To be done
Reproduce all of the material word for word.

━━━━━━━━━━━━━━━━━━━━

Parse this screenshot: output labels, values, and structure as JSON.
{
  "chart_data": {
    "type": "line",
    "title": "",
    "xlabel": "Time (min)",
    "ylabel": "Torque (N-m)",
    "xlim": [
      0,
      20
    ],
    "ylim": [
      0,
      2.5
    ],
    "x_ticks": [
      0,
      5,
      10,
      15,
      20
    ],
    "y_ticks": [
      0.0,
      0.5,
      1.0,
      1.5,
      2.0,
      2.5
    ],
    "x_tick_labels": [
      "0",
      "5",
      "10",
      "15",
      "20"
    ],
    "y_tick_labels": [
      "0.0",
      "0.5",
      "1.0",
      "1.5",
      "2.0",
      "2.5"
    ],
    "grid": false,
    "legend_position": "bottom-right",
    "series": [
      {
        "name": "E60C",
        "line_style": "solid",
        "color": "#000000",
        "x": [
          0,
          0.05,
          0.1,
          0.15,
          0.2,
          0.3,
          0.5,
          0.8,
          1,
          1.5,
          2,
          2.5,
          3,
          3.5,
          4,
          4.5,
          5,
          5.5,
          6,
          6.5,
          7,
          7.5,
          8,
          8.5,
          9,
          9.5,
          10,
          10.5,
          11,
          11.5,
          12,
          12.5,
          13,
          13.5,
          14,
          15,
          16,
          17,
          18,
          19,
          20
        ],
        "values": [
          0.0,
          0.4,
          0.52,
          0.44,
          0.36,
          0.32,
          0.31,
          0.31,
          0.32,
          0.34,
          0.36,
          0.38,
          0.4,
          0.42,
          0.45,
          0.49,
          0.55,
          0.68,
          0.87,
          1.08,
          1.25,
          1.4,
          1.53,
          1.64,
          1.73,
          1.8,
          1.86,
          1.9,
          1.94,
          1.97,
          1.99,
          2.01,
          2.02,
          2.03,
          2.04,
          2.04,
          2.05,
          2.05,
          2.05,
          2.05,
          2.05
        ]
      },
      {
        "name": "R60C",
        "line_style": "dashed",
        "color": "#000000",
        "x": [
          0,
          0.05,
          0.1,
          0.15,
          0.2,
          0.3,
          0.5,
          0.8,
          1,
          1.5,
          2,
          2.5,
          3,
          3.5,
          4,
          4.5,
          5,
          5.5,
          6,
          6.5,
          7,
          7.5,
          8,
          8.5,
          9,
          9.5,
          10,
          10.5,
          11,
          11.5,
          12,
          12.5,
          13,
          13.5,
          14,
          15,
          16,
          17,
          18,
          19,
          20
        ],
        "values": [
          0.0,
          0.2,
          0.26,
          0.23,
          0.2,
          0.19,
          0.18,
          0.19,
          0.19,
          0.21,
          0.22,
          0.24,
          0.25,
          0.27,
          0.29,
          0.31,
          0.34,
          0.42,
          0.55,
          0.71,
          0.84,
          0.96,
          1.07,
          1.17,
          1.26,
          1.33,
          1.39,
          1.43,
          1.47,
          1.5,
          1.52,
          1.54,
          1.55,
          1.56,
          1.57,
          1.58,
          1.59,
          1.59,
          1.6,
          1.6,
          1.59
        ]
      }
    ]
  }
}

━━━━━━━━━━━━━━━━━━━━

Exercise response
Parse this screenshot: output labels, values, and structure as JSON.
{
  "chart_data": {
    "type": "line",
    "title": "",
    "xlabel": "Time (min)",
    "ylabel": "Torque (N-m)",
    "xlim": [
      0,
      20
    ],
    "ylim": [
      0,
      2.5
    ],
    "x_ticks": [
      0,
      5,
      10,
      15,
      20
    ],
    "y_ticks": [
      0.0,
      0.5,
      1.0,
      1.5,
      2.0,
      2.5
    ],
    "x_tick_labels": [
      "0",
      "5",
      "10",
      "15",
      "20"
    ],
    "y_tick_labels": [
      "0.0",
      "0.5",
      "1.0",
      "1.5",
      "2.0",
      "2.5"
    ],
    "grid": false,
    "legend_position": "bottom-right",
    "series": [
      {
        "name": "E60C",
        "line_style": "solid",
        "color": "#000000",
        "x": [
          0,
          0.05,
          0.1,
          0.15,
          0.2,
          0.3,
          0.5,
          0.8,
          1,
          1.5,
          2,
          2.5,
          3,
          3.5,
          4,
          4.5,
          5,
          5.5,
          6,
          6.5,
          7,
          7.5,
          8,
          8.5,
          9,
          9.5,
          10,
          10.5,
          11,
          11.5,
          12,
          12.5,
          13,
          13.5,
          14,
          15,
          16,
          17,
          18,
          19,
          20
        ],
        "values": [
          0.0,
          0.4,
          0.52,
          0.44,
          0.36,
          0.32,
          0.31,
          0.31,
          0.32,
          0.34,
          0.36,
          0.38,
          0.4,
          0.42,
          0.45,
          0.49,
          0.55,
          0.68,
          0.87,
          1.08,
          1.25,
          1.4,
          1.53,
          1.64,
          1.73,
          1.8,
          1.86,
          1.9,
          1.94,
          1.97,
          1.99,
          2.01,
          2.02,
          2.03,
          2.04,
          2.04,
          2.05,
          2.05,
          2.05,
          2.05,
          2.05
        ]
      },
      {
        "name": "R60C",
        "line_style": "dashed",
        "color": "#000000",
        "x": [
          0,
          0.05,
          0.1,
          0.15,
          0.2,
          0.3,
          0.5,
          0.8,
          1,
          1.5,
          2,
          2.5,
          3,
          3.5,
          4,
          4.5,
          5,
          5.5,
          6,
          6.5,
          7,
          7.5,
          8,
          8.5,
          9,
          9.5,
          10,
          10.5,
          11,
          11.5,
          12,
          12.5,
          13,
          13.5,
          14,
          15,
          16,
          17,
          18,
          19,
          20
        ],
        "values": [
          0.0,
          0.2,
          0.26,
          0.23,
          0.2,
          0.19,
          0.18,
          0.19,
          0.19,
          0.21,
          0.22,
          0.24,
          0.25,
          0.27,
          0.29,
          0.31,
          0.34,
          0.42,
          0.55,
          0.71,
          0.84,
          0.96,
          1.07,
          1.17,
          1.26,
          1.33,
          1.39,
          1.43,
          1.47,
          1.5,
          1.52,
          1.54,
          1.55,
          1.56,
          1.57,
          1.58,
          1.59,
          1.59,
          1.6,
          1.6,
          1.59
        ]
      }
    ]
  }
}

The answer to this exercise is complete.